> **DOCUMENT EXTRACT**:
Oilseed rape yields have stagnated at just under 3.5t/ha yet research suggests higher yields are achievable. James Andrews looks at what’s holding us back
Pushing oilseed rape yields beyond 3.5t/ha is simple, in theory, yet the national average has plateaued and growers are failing to make headway. Is this because the crop has reached its natural limit or can growers do more to squeeze extra potential from their crop?
According to ADAS’s Pete Berry, yields topping 6t/ha are achievable given the right variety, growing conditions and importantly, canopy management. “Trials show that the crop’s genetic potential isn’t a limiting factor and static yields are most likely a result of crop husbandry and a warmer climate.”
This season oilseed rape crops have established well and have the potential to achieve high yields providing they are managed effectively, he says.
Careful canopy management in the spring can compensate for over-zealous growth coming out of the winter, says Agrovista agronomist Peter Dews. Managing spring nitrogen and using plant growth regulator fungicides effectively is the key, he says. “There’s plenty of time to deal with canopy management in the spring. I will aim to measure green area index (GAI) in early March to assess nitrogen and growth regulator fungicide requirements.”
This helps decide whether tebuconazole or metconazole is applied. Crops with a GAI over one in early March will receive metconazole as it has the most effective growth regulatory effects, he says. “Crops with a GAI of less than one will receive tebuconazole as the plant growth regulator effects are less pronounced.”
Assessing your Green Area Index
Accurately measuring green area index is an essential starting point for spring oilseed rape canopy management, according to BASF’s Clare Tucker.
GAI is the ratio of plant green area to the area of soil the crop is grown on and helps growers predict how the crop will look at harvest and allow them to manage the canopy accordingly.

> **RECORD EXTRACTS**:
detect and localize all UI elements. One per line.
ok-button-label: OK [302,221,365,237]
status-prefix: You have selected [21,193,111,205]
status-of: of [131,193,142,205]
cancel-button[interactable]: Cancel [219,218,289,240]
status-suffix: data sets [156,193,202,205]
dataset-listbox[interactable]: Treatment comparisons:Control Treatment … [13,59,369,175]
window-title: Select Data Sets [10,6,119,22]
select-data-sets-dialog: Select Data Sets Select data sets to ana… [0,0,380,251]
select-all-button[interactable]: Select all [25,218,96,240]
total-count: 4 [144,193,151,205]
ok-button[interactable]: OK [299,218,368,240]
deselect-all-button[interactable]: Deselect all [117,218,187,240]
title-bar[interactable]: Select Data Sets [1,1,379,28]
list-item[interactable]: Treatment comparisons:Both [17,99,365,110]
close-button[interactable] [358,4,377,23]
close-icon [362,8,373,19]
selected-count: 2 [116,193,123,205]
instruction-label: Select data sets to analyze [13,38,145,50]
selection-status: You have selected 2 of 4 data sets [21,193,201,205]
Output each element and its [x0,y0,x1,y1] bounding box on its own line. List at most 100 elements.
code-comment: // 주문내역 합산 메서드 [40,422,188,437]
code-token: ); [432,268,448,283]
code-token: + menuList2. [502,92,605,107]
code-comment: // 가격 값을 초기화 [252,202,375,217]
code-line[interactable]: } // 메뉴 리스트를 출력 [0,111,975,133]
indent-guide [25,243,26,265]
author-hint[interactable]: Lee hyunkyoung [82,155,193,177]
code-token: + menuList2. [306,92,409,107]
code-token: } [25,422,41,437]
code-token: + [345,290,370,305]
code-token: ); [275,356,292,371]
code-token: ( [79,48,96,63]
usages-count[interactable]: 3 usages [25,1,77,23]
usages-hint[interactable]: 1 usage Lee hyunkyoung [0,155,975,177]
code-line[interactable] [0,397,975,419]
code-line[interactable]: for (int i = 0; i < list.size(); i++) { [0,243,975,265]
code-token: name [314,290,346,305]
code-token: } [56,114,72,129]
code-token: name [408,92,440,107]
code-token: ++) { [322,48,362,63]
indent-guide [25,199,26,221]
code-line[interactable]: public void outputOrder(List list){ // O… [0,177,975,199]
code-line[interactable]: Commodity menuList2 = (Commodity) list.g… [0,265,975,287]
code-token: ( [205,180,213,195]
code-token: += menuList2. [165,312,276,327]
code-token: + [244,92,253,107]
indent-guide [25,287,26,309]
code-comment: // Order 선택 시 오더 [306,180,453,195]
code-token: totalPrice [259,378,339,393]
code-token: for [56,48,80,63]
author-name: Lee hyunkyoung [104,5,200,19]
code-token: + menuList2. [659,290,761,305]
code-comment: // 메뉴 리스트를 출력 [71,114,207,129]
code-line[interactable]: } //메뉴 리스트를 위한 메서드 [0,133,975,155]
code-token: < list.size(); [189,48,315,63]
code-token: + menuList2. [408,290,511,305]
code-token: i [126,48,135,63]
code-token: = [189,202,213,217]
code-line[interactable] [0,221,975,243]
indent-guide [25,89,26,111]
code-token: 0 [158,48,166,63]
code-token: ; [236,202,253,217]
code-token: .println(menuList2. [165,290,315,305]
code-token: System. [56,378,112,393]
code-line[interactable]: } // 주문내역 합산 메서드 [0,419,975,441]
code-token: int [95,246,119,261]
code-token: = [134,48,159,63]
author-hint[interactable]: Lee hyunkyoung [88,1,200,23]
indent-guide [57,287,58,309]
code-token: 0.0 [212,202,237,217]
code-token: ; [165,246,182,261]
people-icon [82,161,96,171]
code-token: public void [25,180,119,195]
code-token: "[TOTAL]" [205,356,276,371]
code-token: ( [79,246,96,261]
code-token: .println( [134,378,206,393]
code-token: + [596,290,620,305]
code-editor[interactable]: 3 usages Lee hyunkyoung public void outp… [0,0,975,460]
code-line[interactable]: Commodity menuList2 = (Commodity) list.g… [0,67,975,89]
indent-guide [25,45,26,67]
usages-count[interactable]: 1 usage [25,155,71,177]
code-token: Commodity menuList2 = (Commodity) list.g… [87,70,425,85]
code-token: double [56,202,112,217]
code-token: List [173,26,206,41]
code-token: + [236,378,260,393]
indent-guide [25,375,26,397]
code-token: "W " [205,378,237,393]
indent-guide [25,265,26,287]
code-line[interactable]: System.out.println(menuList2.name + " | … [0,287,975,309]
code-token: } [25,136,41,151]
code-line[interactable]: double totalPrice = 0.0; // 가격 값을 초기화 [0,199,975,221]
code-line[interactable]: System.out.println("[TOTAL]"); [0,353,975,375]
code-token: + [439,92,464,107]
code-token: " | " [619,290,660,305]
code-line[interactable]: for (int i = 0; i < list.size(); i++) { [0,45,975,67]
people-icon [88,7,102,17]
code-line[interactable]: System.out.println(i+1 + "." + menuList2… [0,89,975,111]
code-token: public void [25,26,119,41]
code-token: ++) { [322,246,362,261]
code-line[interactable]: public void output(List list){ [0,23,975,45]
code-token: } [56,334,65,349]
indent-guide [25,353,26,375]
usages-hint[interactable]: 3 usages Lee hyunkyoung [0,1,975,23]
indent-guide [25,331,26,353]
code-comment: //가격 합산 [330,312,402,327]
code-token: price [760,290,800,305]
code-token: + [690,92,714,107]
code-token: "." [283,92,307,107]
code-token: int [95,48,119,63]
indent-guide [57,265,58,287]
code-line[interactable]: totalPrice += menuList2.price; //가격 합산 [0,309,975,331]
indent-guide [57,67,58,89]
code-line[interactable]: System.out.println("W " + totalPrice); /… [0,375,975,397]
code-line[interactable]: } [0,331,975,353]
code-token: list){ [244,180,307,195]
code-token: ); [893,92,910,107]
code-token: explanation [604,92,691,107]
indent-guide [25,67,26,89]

> **ACTIVITY**: Copy from the oilseed rape article the passage that begins with the words containing "Assessing your Green" and ends with "the canopy accordingly.". The records are separate material and have no connection to the oilseed rape article.

> **ANSWER BOX**:
Assessing your Green Area Index
Accurately measuring green area index is an essential starting point for spring oilseed rape canopy management, according to BASF’s Clare Tucker.
GAI is the ratio of plant green area to the area of soil the crop is grown on and helps growers predict how the crop will look at harvest and allow them to manage the canopy accordingly.